→ RECORD EXTRACTS
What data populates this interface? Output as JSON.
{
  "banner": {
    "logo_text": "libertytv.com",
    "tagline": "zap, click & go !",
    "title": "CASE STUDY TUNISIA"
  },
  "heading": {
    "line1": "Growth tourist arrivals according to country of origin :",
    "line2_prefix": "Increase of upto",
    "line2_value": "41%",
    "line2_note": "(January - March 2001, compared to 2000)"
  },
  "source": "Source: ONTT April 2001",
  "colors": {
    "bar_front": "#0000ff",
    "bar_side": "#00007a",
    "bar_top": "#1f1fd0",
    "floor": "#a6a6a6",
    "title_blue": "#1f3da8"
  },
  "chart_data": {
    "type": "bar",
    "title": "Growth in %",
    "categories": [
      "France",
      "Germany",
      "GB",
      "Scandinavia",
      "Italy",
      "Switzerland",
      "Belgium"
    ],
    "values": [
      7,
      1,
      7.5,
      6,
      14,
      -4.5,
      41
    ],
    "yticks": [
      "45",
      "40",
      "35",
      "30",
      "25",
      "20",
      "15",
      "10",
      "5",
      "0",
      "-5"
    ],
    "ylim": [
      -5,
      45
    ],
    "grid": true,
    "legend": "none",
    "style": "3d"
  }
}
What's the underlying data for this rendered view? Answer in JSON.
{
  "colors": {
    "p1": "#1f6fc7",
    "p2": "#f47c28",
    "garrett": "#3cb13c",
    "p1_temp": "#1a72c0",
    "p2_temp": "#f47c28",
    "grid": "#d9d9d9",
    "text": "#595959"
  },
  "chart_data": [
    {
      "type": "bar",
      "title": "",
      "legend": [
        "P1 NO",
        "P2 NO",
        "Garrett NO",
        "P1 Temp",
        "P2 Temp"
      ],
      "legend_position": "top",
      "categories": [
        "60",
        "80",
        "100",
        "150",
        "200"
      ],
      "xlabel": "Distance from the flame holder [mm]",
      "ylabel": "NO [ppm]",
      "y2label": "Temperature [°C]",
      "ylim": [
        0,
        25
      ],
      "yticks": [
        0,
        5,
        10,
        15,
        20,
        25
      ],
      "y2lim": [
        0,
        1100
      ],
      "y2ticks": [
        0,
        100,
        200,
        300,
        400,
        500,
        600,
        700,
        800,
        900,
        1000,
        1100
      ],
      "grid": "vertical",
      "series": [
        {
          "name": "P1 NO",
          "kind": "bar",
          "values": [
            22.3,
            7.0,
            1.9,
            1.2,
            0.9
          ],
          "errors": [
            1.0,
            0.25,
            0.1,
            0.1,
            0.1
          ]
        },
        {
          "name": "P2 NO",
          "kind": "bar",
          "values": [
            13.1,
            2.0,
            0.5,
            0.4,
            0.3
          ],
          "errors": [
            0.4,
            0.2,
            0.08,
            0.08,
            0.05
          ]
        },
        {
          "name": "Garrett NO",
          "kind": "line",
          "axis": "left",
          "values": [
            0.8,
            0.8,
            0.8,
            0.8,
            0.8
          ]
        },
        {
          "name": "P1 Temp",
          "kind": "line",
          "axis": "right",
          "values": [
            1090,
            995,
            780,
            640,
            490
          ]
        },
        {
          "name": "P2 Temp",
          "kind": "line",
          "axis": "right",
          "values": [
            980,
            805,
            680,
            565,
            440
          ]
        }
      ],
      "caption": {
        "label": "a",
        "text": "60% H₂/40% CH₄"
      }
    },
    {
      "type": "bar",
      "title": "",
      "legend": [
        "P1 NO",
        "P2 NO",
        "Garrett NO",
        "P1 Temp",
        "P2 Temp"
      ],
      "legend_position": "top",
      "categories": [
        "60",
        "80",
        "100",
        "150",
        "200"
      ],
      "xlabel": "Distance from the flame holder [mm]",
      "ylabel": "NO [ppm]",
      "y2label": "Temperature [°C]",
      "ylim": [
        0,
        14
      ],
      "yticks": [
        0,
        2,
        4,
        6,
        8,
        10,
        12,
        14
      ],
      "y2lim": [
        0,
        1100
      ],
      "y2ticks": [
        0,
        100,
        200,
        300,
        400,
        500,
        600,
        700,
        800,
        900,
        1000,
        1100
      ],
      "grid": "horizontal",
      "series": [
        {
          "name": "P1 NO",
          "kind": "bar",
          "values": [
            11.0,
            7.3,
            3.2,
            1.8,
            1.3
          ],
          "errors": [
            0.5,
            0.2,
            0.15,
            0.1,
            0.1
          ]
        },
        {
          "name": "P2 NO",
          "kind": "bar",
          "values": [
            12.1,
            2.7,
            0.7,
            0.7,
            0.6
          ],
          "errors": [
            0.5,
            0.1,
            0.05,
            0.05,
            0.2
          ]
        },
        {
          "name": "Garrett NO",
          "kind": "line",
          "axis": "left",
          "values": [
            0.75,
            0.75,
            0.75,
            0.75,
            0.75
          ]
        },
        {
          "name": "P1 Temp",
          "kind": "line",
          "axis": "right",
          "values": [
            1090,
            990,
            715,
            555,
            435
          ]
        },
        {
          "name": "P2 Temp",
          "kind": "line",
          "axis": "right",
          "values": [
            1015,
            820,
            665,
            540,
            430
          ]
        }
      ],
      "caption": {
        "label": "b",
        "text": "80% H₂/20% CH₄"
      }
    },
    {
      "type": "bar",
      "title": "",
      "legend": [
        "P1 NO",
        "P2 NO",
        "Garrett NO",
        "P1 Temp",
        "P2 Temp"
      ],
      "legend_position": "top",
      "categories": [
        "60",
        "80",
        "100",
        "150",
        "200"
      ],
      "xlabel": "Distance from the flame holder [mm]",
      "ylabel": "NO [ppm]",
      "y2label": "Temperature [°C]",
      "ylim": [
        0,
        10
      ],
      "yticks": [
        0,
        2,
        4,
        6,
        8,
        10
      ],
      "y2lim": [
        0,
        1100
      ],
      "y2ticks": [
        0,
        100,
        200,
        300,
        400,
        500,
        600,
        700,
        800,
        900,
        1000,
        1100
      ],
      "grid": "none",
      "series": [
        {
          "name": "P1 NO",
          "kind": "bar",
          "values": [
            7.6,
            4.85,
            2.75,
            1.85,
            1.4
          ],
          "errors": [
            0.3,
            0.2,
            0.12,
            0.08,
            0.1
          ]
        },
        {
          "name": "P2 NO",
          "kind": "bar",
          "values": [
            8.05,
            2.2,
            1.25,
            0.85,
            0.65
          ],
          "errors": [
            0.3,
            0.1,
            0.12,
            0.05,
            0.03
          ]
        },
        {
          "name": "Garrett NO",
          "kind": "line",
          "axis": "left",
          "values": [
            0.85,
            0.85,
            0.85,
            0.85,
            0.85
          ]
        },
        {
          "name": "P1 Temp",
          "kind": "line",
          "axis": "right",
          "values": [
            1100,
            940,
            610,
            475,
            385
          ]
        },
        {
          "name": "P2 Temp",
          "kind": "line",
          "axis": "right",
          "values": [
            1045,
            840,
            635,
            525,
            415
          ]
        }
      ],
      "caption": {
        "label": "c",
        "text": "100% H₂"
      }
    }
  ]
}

→ EXERCISE AIM
Copy each line of the listing that contains the string "grid".

→ EXERCISE RESPONSE
    "grid": true,
    "grid": "#d9d9d9",
      "grid": "vertical",
      "grid": "horizontal",
      "grid": "none",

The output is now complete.